* Raw data

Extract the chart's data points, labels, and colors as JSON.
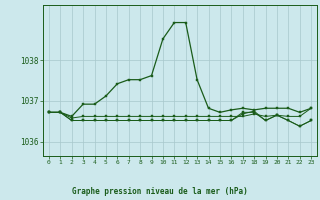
{
  "title": "Graphe pression niveau de la mer (hPa)",
  "bg_color": "#cce8ec",
  "grid_color": "#a8c8cc",
  "line_color": "#1a5c1a",
  "xlim": [
    -0.5,
    23.5
  ],
  "ylim": [
    1035.65,
    1039.35
  ],
  "yticks": [
    1036,
    1037,
    1038
  ],
  "xticks": [
    0,
    1,
    2,
    3,
    4,
    5,
    6,
    7,
    8,
    9,
    10,
    11,
    12,
    13,
    14,
    15,
    16,
    17,
    18,
    19,
    20,
    21,
    22,
    23
  ],
  "series1": [
    1036.72,
    1036.72,
    1036.62,
    1036.92,
    1036.92,
    1037.12,
    1037.42,
    1037.52,
    1037.52,
    1037.62,
    1038.52,
    1038.92,
    1038.92,
    1037.52,
    1036.82,
    1036.72,
    1036.78,
    1036.82,
    1036.78,
    1036.82,
    1036.82,
    1036.82,
    1036.72,
    1036.82
  ],
  "series2": [
    1036.72,
    1036.72,
    1036.58,
    1036.62,
    1036.62,
    1036.62,
    1036.62,
    1036.62,
    1036.62,
    1036.62,
    1036.62,
    1036.62,
    1036.62,
    1036.62,
    1036.62,
    1036.62,
    1036.62,
    1036.62,
    1036.68,
    1036.62,
    1036.65,
    1036.62,
    1036.62,
    1036.82
  ],
  "series3": [
    1036.72,
    1036.72,
    1036.52,
    1036.52,
    1036.52,
    1036.52,
    1036.52,
    1036.52,
    1036.52,
    1036.52,
    1036.52,
    1036.52,
    1036.52,
    1036.52,
    1036.52,
    1036.52,
    1036.52,
    1036.68,
    1036.75,
    1036.52,
    1036.65,
    1036.52,
    1036.38,
    1036.52
  ],
  "series4": [
    1036.72,
    1036.72,
    1036.52,
    1036.52,
    1036.52,
    1036.52,
    1036.52,
    1036.52,
    1036.52,
    1036.52,
    1036.52,
    1036.52,
    1036.52,
    1036.52,
    1036.52,
    1036.52,
    1036.52,
    1036.72,
    1036.72,
    1036.52,
    1036.65,
    1036.52,
    1036.38,
    1036.52
  ]
}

* Description of the task
Repeat all of the records verbatim, leaving out the pictures.

* Task answer
Extract the chart's data points, labels, and colors as JSON.
{
  "title": "Graphe pression niveau de la mer (hPa)",
  "bg_color": "#cce8ec",
  "grid_color": "#a8c8cc",
  "line_color": "#1a5c1a",
  "xlim": [
    -0.5,
    23.5
  ],
  "ylim": [
    1035.65,
    1039.35
  ],
  "yticks": [
    1036,
    1037,
    1038
  ],
  "xticks": [
    0,
    1,
    2,
    3,
    4,
    5,
    6,
    7,
    8,
    9,
    10,
    11,
    12,
    13,
    14,
    15,
    16,
    17,
    18,
    19,
    20,
    21,
    22,
    23
  ],
  "series1": [
    1036.72,
    1036.72,
    1036.62,
    1036.92,
    1036.92,
    1037.12,
    1037.42,
    1037.52,
    1037.52,
    1037.62,
    1038.52,
    1038.92,
    1038.92,
    1037.52,
    1036.82,
    1036.72,
    1036.78,
    1036.82,
    1036.78,
    1036.82,
    1036.82,
    1036.82,
    1036.72,
    1036.82
  ],
  "series2": [
    1036.72,
    1036.72,
    1036.58,
    1036.62,
    1036.62,
    1036.62,
    1036.62,
    1036.62,
    1036.62,
    1036.62,
    1036.62,
    1036.62,
    1036.62,
    1036.62,
    1036.62,
    1036.62,
    1036.62,
    1036.62,
    1036.68,
    1036.62,
    1036.65,
    1036.62,
    1036.62,
    1036.82
  ],
  "series3": [
    1036.72,
    1036.72,
    1036.52,
    1036.52,
    1036.52,
    1036.52,
    1036.52,
    1036.52,
    1036.52,
    1036.52,
    1036.52,
    1036.52,
    1036.52,
    1036.52,
    1036.52,
    1036.52,
    1036.52,
    1036.68,
    1036.75,
    1036.52,
    1036.65,
    1036.52,
    1036.38,
    1036.52
  ],
  "series4": [
    1036.72,
    1036.72,
    1036.52,
    1036.52,
    1036.52,
    1036.52,
    1036.52,
    1036.52,
    1036.52,
    1036.52,
    1036.52,
    1036.52,
    1036.52,
    1036.52,
    1036.52,
    1036.52,
    1036.52,
    1036.72,
    1036.72,
    1036.52,
    1036.65,
    1036.52,
    1036.38,
    1036.52
  ]
}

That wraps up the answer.